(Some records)
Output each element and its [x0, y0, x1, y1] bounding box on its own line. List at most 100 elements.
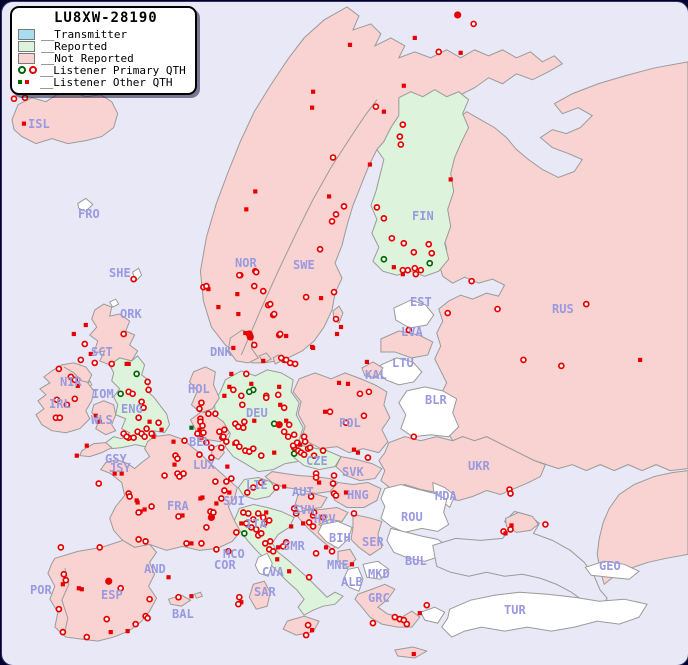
- country-label-MKD: MKD: [368, 567, 390, 581]
- listener-other-qth-marker: [189, 594, 194, 599]
- listener-other-qth-marker: [316, 480, 322, 485]
- listener-primary-qth-marker: [144, 614, 151, 622]
- listener-primary-qth-marker: [140, 404, 147, 412]
- country-label-FIN: FIN: [412, 209, 434, 223]
- listener-other-qth-marker: [284, 418, 289, 423]
- listener-primary-qth-marker: [302, 631, 310, 639]
- listener-primary-qth-marker: [282, 356, 290, 364]
- listener-primary-qth-marker: [183, 540, 190, 547]
- listener-other-qth-marker: [310, 105, 315, 110]
- listener-primary-qth-marker: [83, 633, 91, 641]
- listener-primary-qth-marker: [507, 490, 514, 497]
- listener-primary-qth-marker: [213, 546, 220, 553]
- country-BLR: [398, 386, 460, 438]
- country-label-CVA: CVA: [262, 565, 284, 579]
- listener-other-qth-marker: [638, 357, 643, 363]
- listener-primary-qth-marker: [10, 95, 18, 103]
- not_reported-swatch: [18, 52, 35, 64]
- listener-other-qth-marker: [289, 524, 294, 529]
- legend-item-label: __Not Reported: [41, 51, 134, 65]
- listener-primary-qth-marker: [203, 524, 210, 531]
- country-FIN: [370, 89, 470, 277]
- listener-primary-qth-marker: [144, 378, 151, 386]
- listener-other-qth-marker: [84, 443, 89, 448]
- country-label-HRV: HRV: [314, 512, 336, 526]
- listener-primary-qth-marker: [60, 570, 68, 578]
- listener-primary-qth-marker: [310, 509, 318, 516]
- listener-other-qth-marker: [411, 651, 416, 657]
- country-label-LVA: LVA: [401, 325, 423, 339]
- listener-primary-qth-marker: [180, 470, 187, 477]
- country-label-KAL: KAL: [365, 368, 387, 382]
- listener-primary-qth-marker: [411, 264, 419, 272]
- listener-primary-qth-marker: [412, 270, 420, 278]
- listener-other-qth-marker: [147, 419, 152, 424]
- country-ORK: [109, 298, 120, 308]
- listener-primary-qth-marker: [208, 454, 215, 461]
- listener-primary-qth-marker: [141, 433, 148, 441]
- listener-primary-qth-marker: [212, 478, 219, 485]
- country-SAR: [248, 580, 271, 610]
- country-LVA: [380, 330, 434, 359]
- country-label-RUS: RUS: [552, 302, 574, 316]
- listener-primary-qth-marker: [280, 428, 288, 436]
- listener-other-qth-marker: [301, 521, 306, 526]
- listener-other-qth-marker: [180, 513, 185, 518]
- listener-primary-qth-marker: [95, 480, 103, 487]
- listener-primary-qth-marker: [249, 516, 257, 523]
- listener-other-qth-marker: [60, 582, 65, 587]
- listener-primary-qth-marker: [290, 431, 298, 439]
- listener-primary-qth-marker: [81, 340, 89, 348]
- listener-primary-qth-marker: [55, 365, 63, 373]
- listener-primary-qth-marker: [259, 287, 267, 295]
- listener-primary-qth-marker: [218, 444, 225, 451]
- listener-primary-qth-marker: [223, 438, 230, 446]
- listener-primary-qth-marker: [53, 396, 61, 404]
- listener-other-qth-marker: [253, 189, 258, 194]
- country-label-HOL: HOL: [188, 382, 210, 396]
- listener-other-qth-marker: [351, 447, 357, 452]
- listener-primary-qth-marker: [235, 593, 243, 601]
- listener-primary-qth-marker: [300, 451, 308, 458]
- country-GEO: [584, 560, 641, 580]
- listener-primary-qth-marker: [220, 433, 227, 441]
- listener-other-qth-marker: [227, 384, 232, 389]
- listener-other-qth-marker: [222, 393, 227, 398]
- listener-other-qth-marker: [355, 450, 361, 455]
- listener-other-qth-marker: [142, 507, 147, 512]
- listener-primary-qth-marker: [21, 94, 29, 102]
- listener-primary-qth-marker: [266, 300, 274, 308]
- listener-primary-qth-marker: [229, 386, 237, 394]
- listener-primary-qth-marker: [232, 529, 240, 536]
- country-label-NOR: NOR: [235, 256, 257, 270]
- listener-primary-qth-marker: [210, 509, 217, 516]
- listener-primary-qth-marker: [108, 360, 116, 368]
- country-MDA: [432, 481, 456, 509]
- listener-other-qth-marker: [229, 371, 234, 376]
- listener-primary-qth-marker: [410, 433, 418, 441]
- listener-primary-qth-marker: [196, 405, 203, 413]
- listener-other-qth-marker: [93, 413, 98, 418]
- listener-primary-qth-marker: [405, 326, 413, 334]
- listener-primary-qth-marker: [223, 478, 230, 485]
- country-label-FRA: FRA: [167, 499, 189, 513]
- listener-other-qth-marker: [231, 345, 236, 351]
- country-IRL: [35, 362, 95, 434]
- listener-primary-qth-marker: [423, 601, 431, 609]
- listener-other-qth-marker: [97, 419, 102, 424]
- listener-primary-qth-marker: [454, 11, 462, 19]
- listener-primary-qth-marker: [71, 395, 79, 403]
- country-KAL: [361, 361, 384, 379]
- listener-other-qth-marker: [264, 510, 269, 515]
- country-label-BEL: BEL: [189, 435, 211, 449]
- listener-other-qth-marker: [227, 490, 232, 495]
- listener-other-qth-marker: [336, 380, 342, 385]
- listener-other-qth-marker: [367, 162, 373, 167]
- listener-other-qth-marker: [381, 109, 386, 114]
- country-label-ALB: ALB: [341, 575, 363, 589]
- listener-primary-qth-marker: [468, 277, 475, 285]
- listener-primary-qth-marker: [96, 544, 104, 551]
- listener-other-qth-marker: [401, 83, 406, 88]
- country-RUS-caucasus: [596, 470, 688, 586]
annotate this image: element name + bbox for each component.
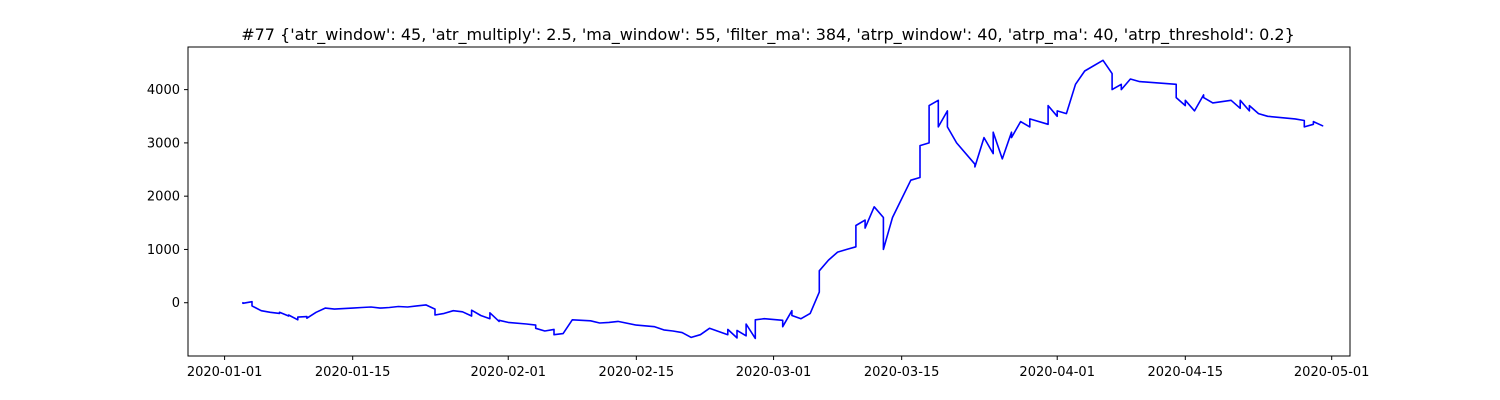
x-tick-label: 2020-01-01: [187, 365, 263, 380]
y-tick-label: 4000: [147, 83, 180, 98]
axes-layer: 2020-01-01 2020-01-15 2020-02-01 2020-02-15…: [147, 46, 1370, 380]
y-tick-label: 0: [172, 296, 180, 311]
x-tick-label: 2020-04-15: [1148, 365, 1224, 380]
series-line: [242, 59, 1324, 340]
x-tick-label: 2020-03-01: [736, 365, 812, 380]
plot-frame: [187, 46, 1351, 357]
x-tick-label: 2020-02-15: [599, 365, 675, 380]
x-tick-label: 2020-05-01: [1294, 365, 1370, 380]
chart-title: #77 {'atr_window': 45, 'atr_multiply': 2…: [241, 25, 1295, 45]
x-tick-label: 2020-01-15: [315, 365, 391, 380]
x-tick-label: 2020-04-01: [1019, 365, 1095, 380]
x-tick-label: 2020-02-01: [470, 365, 546, 380]
x-tick-label: 2020-03-15: [864, 365, 940, 380]
y-tick-label: 1000: [147, 243, 180, 258]
series-layer: [242, 59, 1324, 340]
y-tick-label: 3000: [147, 136, 180, 151]
y-tick-label: 2000: [147, 190, 180, 205]
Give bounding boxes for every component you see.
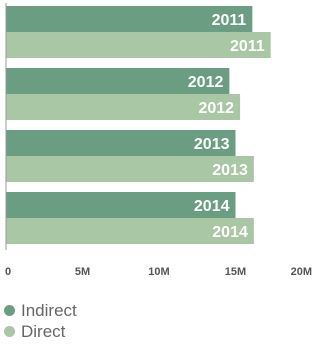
bar-indirect-2014 bbox=[6, 192, 236, 218]
x-tick-label: 20M bbox=[291, 266, 312, 278]
legend-label: Indirect bbox=[21, 300, 77, 320]
bar-label-direct-2013: 2013 bbox=[212, 162, 248, 179]
legend-label: Direct bbox=[21, 321, 66, 341]
x-tick-label: 10M bbox=[148, 266, 169, 278]
x-tick-label: 0 bbox=[5, 266, 11, 278]
bar-indirect-2012 bbox=[6, 68, 230, 94]
bar-indirect-2013 bbox=[6, 130, 236, 156]
bar-direct-2013 bbox=[6, 156, 254, 182]
bars-group: 2011 2011 2012 2012 2013 2013 2014 2014 bbox=[6, 6, 271, 244]
x-axis-ticks: 0 5M 10M 15M 20M bbox=[5, 266, 312, 278]
bar-indirect-2011 bbox=[6, 6, 253, 32]
legend: Indirect Direct bbox=[4, 300, 77, 342]
bar-label-indirect-2014: 2014 bbox=[194, 198, 230, 215]
legend-swatch bbox=[4, 326, 15, 337]
bar-direct-2012 bbox=[6, 94, 241, 120]
x-tick-label: 15M bbox=[225, 266, 246, 278]
bar-direct-2014 bbox=[6, 218, 254, 244]
bar-label-indirect-2013: 2013 bbox=[194, 136, 230, 153]
bar-label-direct-2011: 2011 bbox=[230, 38, 265, 55]
legend-swatch bbox=[4, 305, 15, 316]
bar-label-direct-2014: 2014 bbox=[212, 224, 248, 241]
bar-label-indirect-2012: 2012 bbox=[188, 74, 224, 91]
bar-chart: 2011 2011 2012 2012 2013 2013 2014 2014 0 5M 10M 1… bbox=[5, 3, 312, 278]
bar-label-indirect-2011: 2011 bbox=[212, 12, 247, 29]
legend-item-direct: Direct bbox=[4, 321, 77, 342]
bar-label-direct-2012: 2012 bbox=[198, 100, 234, 117]
bar-direct-2011 bbox=[6, 32, 271, 58]
legend-item-indirect: Indirect bbox=[4, 300, 77, 321]
x-tick-label: 5M bbox=[75, 266, 90, 278]
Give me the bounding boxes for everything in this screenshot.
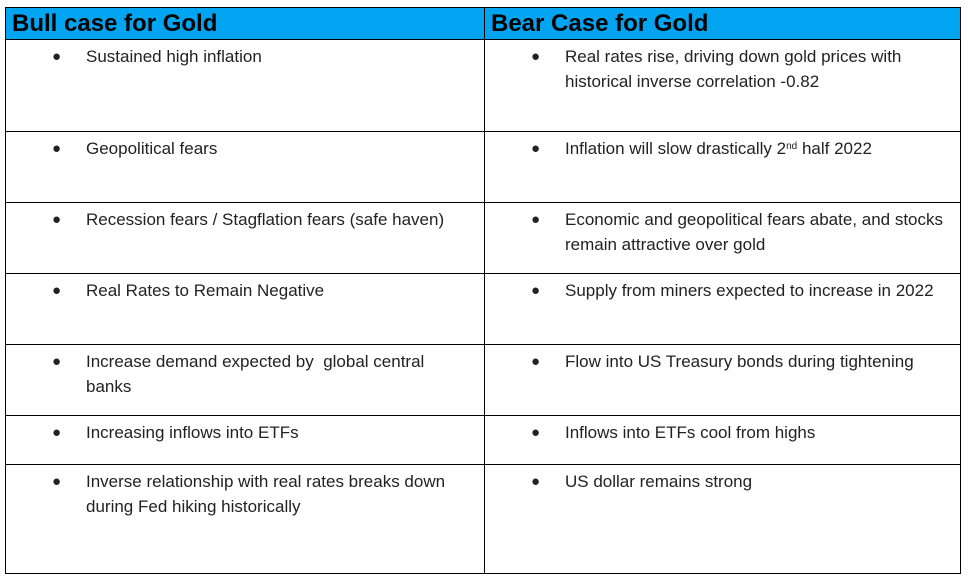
bullet-icon: ● — [52, 48, 62, 65]
bear-cell-5: ● Flow into US Treasury bonds during tig… — [485, 345, 960, 416]
bullet-icon: ● — [52, 211, 62, 228]
bullet-icon: ● — [531, 424, 541, 441]
bull-point-6: Increasing inflows into ETFs — [86, 423, 299, 442]
bear-point-2: Inflation will slow drastically 2nd half… — [565, 136, 960, 161]
bullet-icon: ● — [531, 473, 541, 490]
bear-point-2-post: half 2022 — [797, 139, 872, 158]
bull-cell-1: ● Sustained high inflation — [6, 40, 485, 132]
bullet-icon: ● — [531, 140, 541, 157]
bull-point-2: Geopolitical fears — [86, 139, 218, 158]
bull-cell-3: ● Recession fears / Stagflation fears (s… — [6, 203, 485, 274]
bear-point-6: Inflows into ETFs cool from highs — [565, 423, 816, 442]
ordinal-suffix: nd — [786, 141, 798, 152]
bear-point-2-pre: Inflation will slow drastically 2 — [565, 139, 787, 158]
bullet-icon: ● — [52, 353, 62, 370]
bear-point-5: Flow into US Treasury bonds during tight… — [565, 352, 914, 371]
bear-point-7: US dollar remains strong — [565, 472, 753, 491]
bullet-icon: ● — [531, 48, 541, 65]
bull-cell-5: ● Increase demand expected by global cen… — [6, 345, 485, 416]
bull-cell-2: ● Geopolitical fears — [6, 132, 485, 203]
bull-point-3: Recession fears / Stagflation fears (saf… — [86, 210, 445, 229]
bear-case-header: Bear Case for Gold — [485, 8, 960, 40]
bull-point-5: Increase demand expected by global centr… — [86, 352, 430, 396]
bear-cell-6: ● Inflows into ETFs cool from highs — [485, 416, 960, 465]
bullet-icon: ● — [531, 282, 541, 299]
bull-point-7: Inverse relationship with real rates bre… — [86, 472, 446, 516]
bear-point-4: Supply from miners expected to increase … — [565, 281, 934, 300]
bull-case-header: Bull case for Gold — [6, 8, 485, 40]
bullet-icon: ● — [52, 473, 62, 490]
bear-point-1: Real rates rise, driving down gold price… — [565, 47, 902, 91]
bull-cell-4: ● Real Rates to Remain Negative — [6, 274, 485, 345]
bear-cell-3: ● Economic and geopolitical fears abate,… — [485, 203, 960, 274]
bull-point-4: Real Rates to Remain Negative — [86, 281, 325, 300]
bear-cell-2: ● Inflation will slow drastically 2nd ha… — [485, 132, 960, 203]
gold-case-table: Bull case for Gold Bear Case for Gold ● … — [5, 7, 961, 574]
bear-cell-4: ● Supply from miners expected to increas… — [485, 274, 960, 345]
bullet-icon: ● — [52, 424, 62, 441]
bull-point-1: Sustained high inflation — [86, 47, 262, 66]
bullet-icon: ● — [531, 353, 541, 370]
bear-point-3: Economic and geopolitical fears abate, a… — [565, 210, 944, 254]
bear-cell-1: ● Real rates rise, driving down gold pri… — [485, 40, 960, 132]
bullet-icon: ● — [531, 211, 541, 228]
bear-cell-7: ● US dollar remains strong — [485, 465, 960, 573]
bullet-icon: ● — [52, 282, 62, 299]
bull-cell-7: ● Inverse relationship with real rates b… — [6, 465, 485, 573]
bull-cell-6: ● Increasing inflows into ETFs — [6, 416, 485, 465]
bullet-icon: ● — [52, 140, 62, 157]
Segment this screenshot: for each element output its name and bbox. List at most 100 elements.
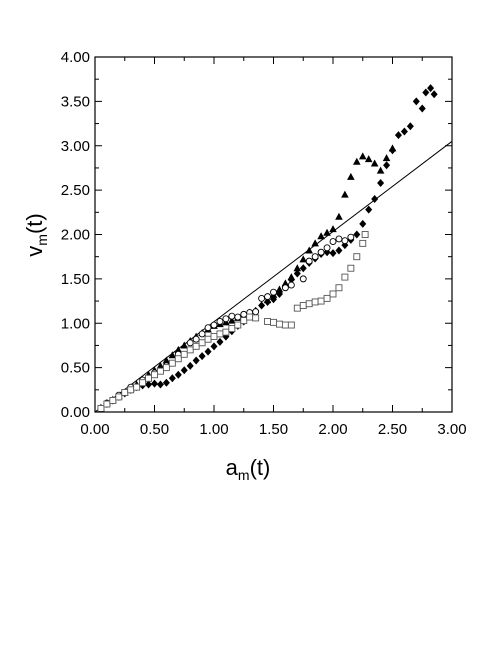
diamond-point [406,122,414,131]
triangle-point [353,157,361,165]
diamond-point [365,205,373,214]
diamond-point [293,269,301,278]
diamond-point [383,161,391,170]
diamond-point [353,230,361,239]
diamond-point [168,374,176,383]
diamond-point [198,352,206,361]
x-axis-label-tail: (t) [250,455,271,480]
square-point [240,317,248,325]
square-point [361,231,369,238]
series-1 [97,84,438,413]
x-tick-label: 2.50 [378,421,407,438]
circle-point [222,315,230,323]
diamond-point [156,380,164,389]
square-point [287,321,295,329]
circle-point [305,257,313,265]
diamond-point [174,370,182,379]
square-point [210,333,218,341]
square-point [168,359,176,367]
square-point [353,253,361,261]
triangle-point [168,351,177,359]
triangle-point [376,166,385,174]
square-point [359,239,367,247]
square-point [305,300,313,308]
triangle-point [364,155,373,163]
circle-point [341,237,349,245]
diamond-point [186,361,194,370]
y-axis-label: vm(t) [22,213,50,256]
diamond-point [377,179,385,188]
circle-point [317,248,325,256]
circle-point [204,324,212,332]
x-tick-label: 3.00 [437,421,466,438]
series-4 [97,231,369,412]
circle-point [186,339,194,347]
diamond-point [412,97,420,106]
diamond-point [427,84,435,93]
square-point [299,302,307,309]
axis-ticks [94,56,453,413]
y-axis-label-main: v [22,246,47,257]
circle-point [270,288,277,296]
diamond-point [329,249,337,258]
circle-point [311,253,319,261]
x-axis-label-sub: m [238,467,250,483]
square-point [156,367,164,375]
triangle-point [174,345,183,353]
x-tick-label: 1.00 [199,421,228,438]
square-point [180,350,188,358]
y-axis-label-sub: m [34,234,50,246]
diamond-point [258,301,266,310]
y-tick-label: 1.50 [61,271,90,288]
diamond-point [400,127,408,136]
x-tick-label: 1.50 [259,421,288,438]
circle-point [299,275,307,283]
triangle-point [382,154,391,162]
diamond-point [430,90,438,99]
square-point [222,328,230,336]
triangle-point [323,228,331,236]
square-point [97,405,105,412]
square-point [347,264,355,272]
diamond-point [192,356,200,365]
square-point [311,298,319,306]
circle-point [252,308,260,316]
square-point [228,325,236,333]
triangle-point [358,152,367,160]
circle-point [323,244,331,252]
square-point [335,284,343,292]
triangle-point [156,361,165,369]
circle-point [216,318,224,325]
circle-point [240,310,248,318]
diamond-point [422,88,430,97]
diamond-point [204,347,212,356]
square-point [109,397,117,404]
square-point [186,346,194,354]
y-axis-label-tail: (t) [22,213,47,234]
data-points [97,84,438,413]
square-point [139,379,147,387]
square-point [276,320,283,328]
diamond-point [151,379,158,388]
series-2 [97,144,397,411]
square-point [329,290,337,298]
diamond-point [335,246,343,255]
square-point [133,383,141,391]
circle-point [287,281,295,289]
triangle-point [347,172,355,180]
triangle-point [299,255,308,263]
x-axis-label: am(t) [226,455,271,483]
y-tick-label: 0.00 [61,404,90,421]
triangle-point [275,285,284,293]
square-point [103,400,111,408]
circle-point [335,235,343,243]
triangle-point [305,246,313,254]
square-point [252,314,260,322]
x-tick-label: 0.50 [140,421,169,438]
square-point [317,297,325,305]
circle-point [210,321,218,329]
diamond-point [162,378,170,387]
square-point [204,335,212,343]
plot-frame [94,56,453,413]
square-point [192,342,200,350]
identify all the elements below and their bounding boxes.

**GOAL:**
Reproduce the listing from the line containing "x-tick-label: 2020-01-01: [187, 365, 263, 380]" through the line containing "plot-frame: [187, 46, 1351, 357]", substituting "data-line" for "series-line" and changing nothing else.

**ANSWER FOR THE TASK:**
x-tick-label: 2020-01-01: [187, 365, 263, 380]
y-tick-label: 4000: [147, 83, 180, 98]
axes-layer: 2020-01-01 2020-01-15 2020-02-01 2020-02-15…: [147, 46, 1370, 380]
y-tick-label: 0: [172, 296, 180, 311]
x-tick-label: 2020-04-15: [1148, 365, 1224, 380]
data-line: [242, 59, 1324, 340]
x-tick-label: 2020-03-01: [736, 365, 812, 380]
plot-frame: [187, 46, 1351, 357]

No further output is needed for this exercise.